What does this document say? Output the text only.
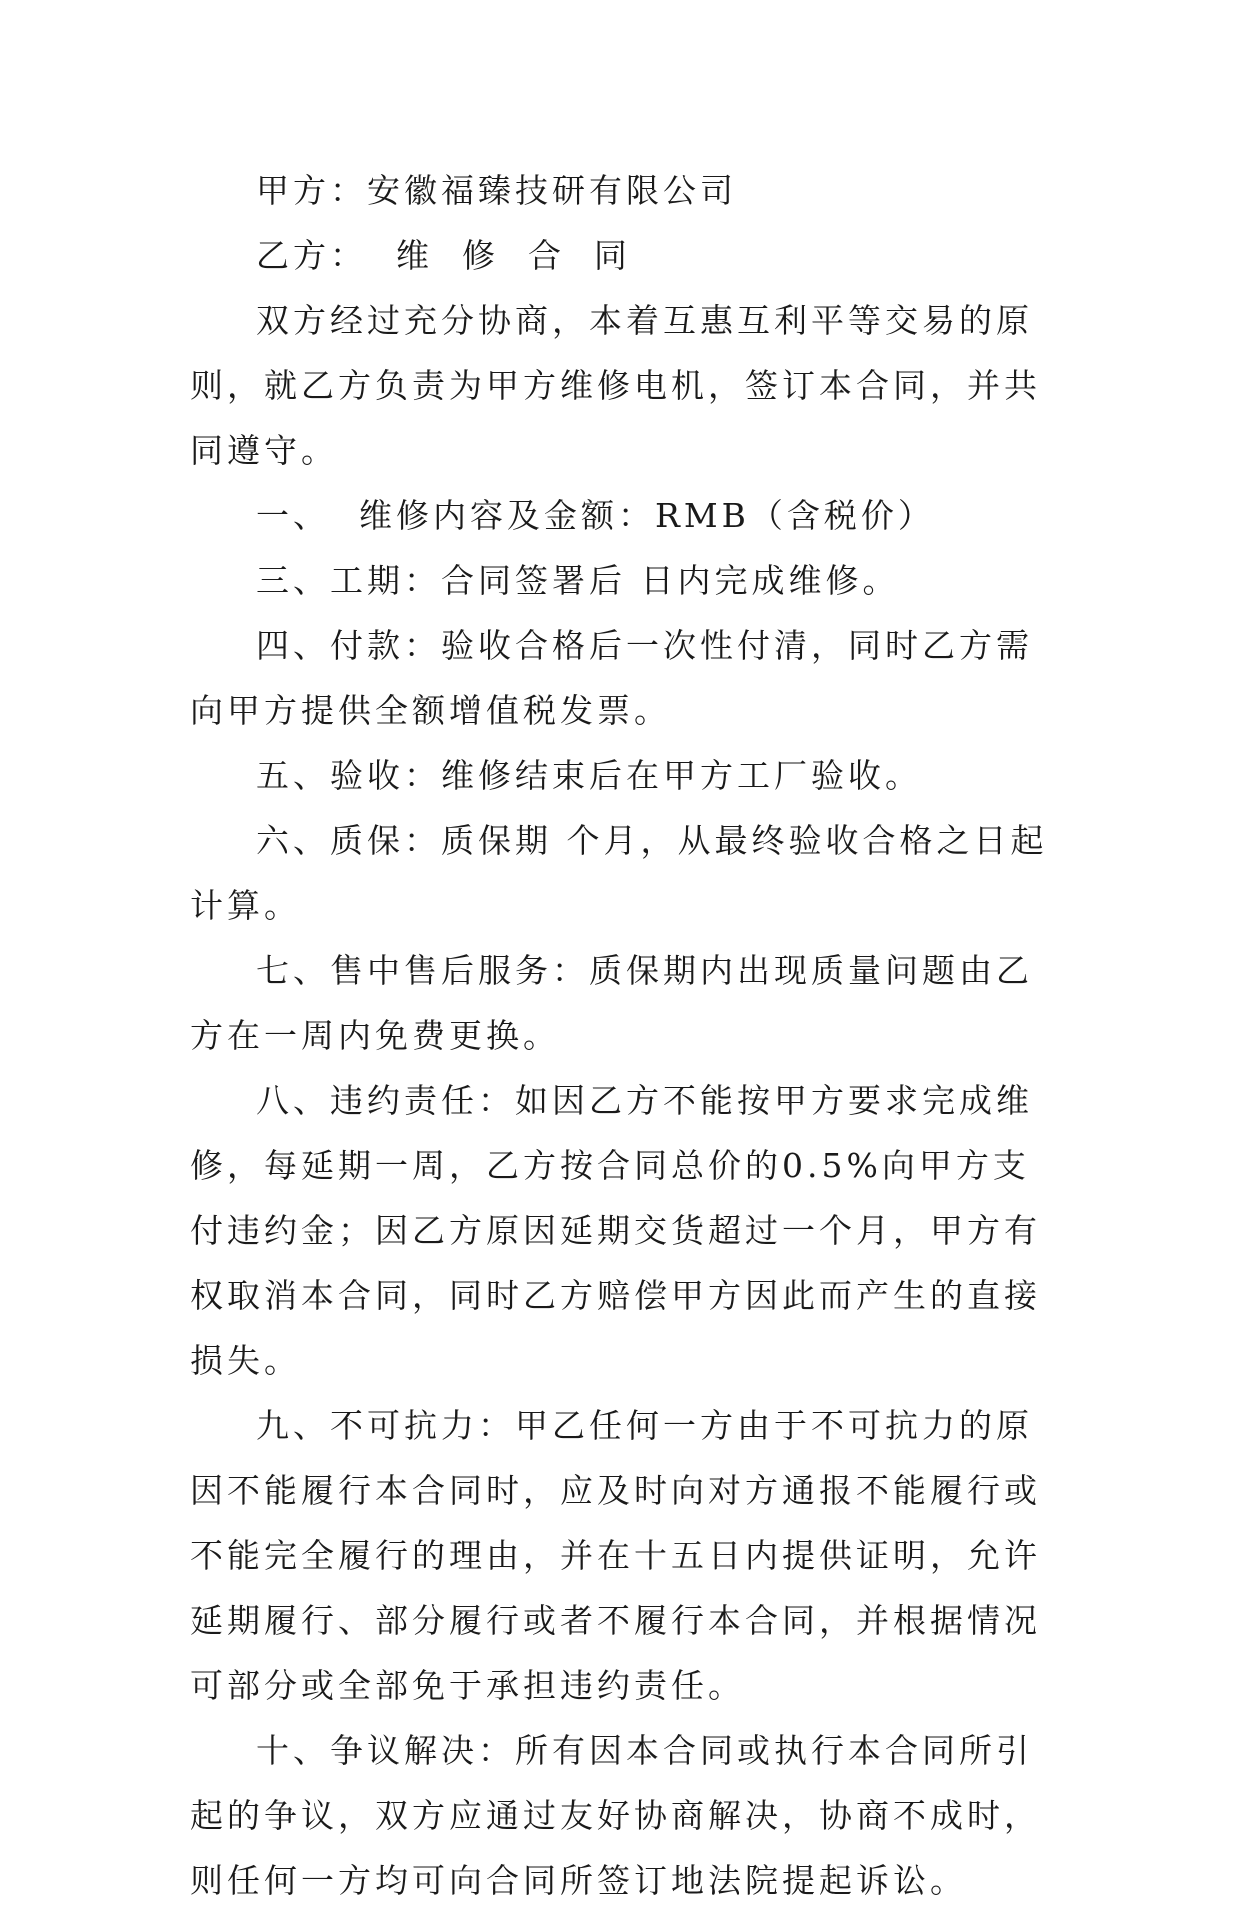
甲方：安徽福臻技研有限公司

乙方：  维  修  合  同

双方经过充分协商，本着互惠互利平等交易的原则，就乙方负责为甲方维修电机，签订本合同，并共同遵守。

一、  维修内容及金额：RMB（含税价）

三、工期：合同签署后 日内完成维修。

四、付款：验收合格后一次性付清，同时乙方需向甲方提供全额增值税发票。

五、验收：维修结束后在甲方工厂验收。

六、质保：质保期 个月，从最终验收合格之日起计算。

七、售中售后服务：质保期内出现质量问题由乙方在一周内免费更换。

八、违约责任：如因乙方不能按甲方要求完成维修，每延期一周，乙方按合同总价的0.5%向甲方支付违约金；因乙方原因延期交货超过一个月，甲方有权取消本合同，同时乙方赔偿甲方因此而产生的直接损失。

九、不可抗力：甲乙任何一方由于不可抗力的原因不能履行本合同时，应及时向对方通报不能履行或不能完全履行的理由，并在十五日内提供证明，允许延期履行、部分履行或者不履行本合同，并根据情况可部分或全部免于承担违约责任。

十、争议解决：所有因本合同或执行本合同所引起的争议，双方应通过友好协商解决，协商不成时，则任何一方均可向合同所签订地法院提起诉讼。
——————————
- GIVEN TASK -
Repeat each entry exactly. Pictures do not belong in the copy.

- EXPECTED OUTPUT -
What does this document say? Output the text only.
甲方：安徽福臻技研有限公司

乙方：  维  修  合  同

双方经过充分协商，本着互惠互利平等交易的原则，就乙方负责为甲方维修电机，签订本合同，并共同遵守。

一、  维修内容及金额：RMB（含税价）

三、工期：合同签署后 日内完成维修。

四、付款：验收合格后一次性付清，同时乙方需向甲方提供全额增值税发票。

五、验收：维修结束后在甲方工厂验收。

六、质保：质保期 个月，从最终验收合格之日起计算。

七、售中售后服务：质保期内出现质量问题由乙方在一周内免费更换。

八、违约责任：如因乙方不能按甲方要求完成维修，每延期一周，乙方按合同总价的0.5%向甲方支付违约金；因乙方原因延期交货超过一个月，甲方有权取消本合同，同时乙方赔偿甲方因此而产生的直接损失。

九、不可抗力：甲乙任何一方由于不可抗力的原因不能履行本合同时，应及时向对方通报不能履行或不能完全履行的理由，并在十五日内提供证明，允许延期履行、部分履行或者不履行本合同，并根据情况可部分或全部免于承担违约责任。

十、争议解决：所有因本合同或执行本合同所引起的争议，双方应通过友好协商解决，协商不成时，则任何一方均可向合同所签订地法院提起诉讼。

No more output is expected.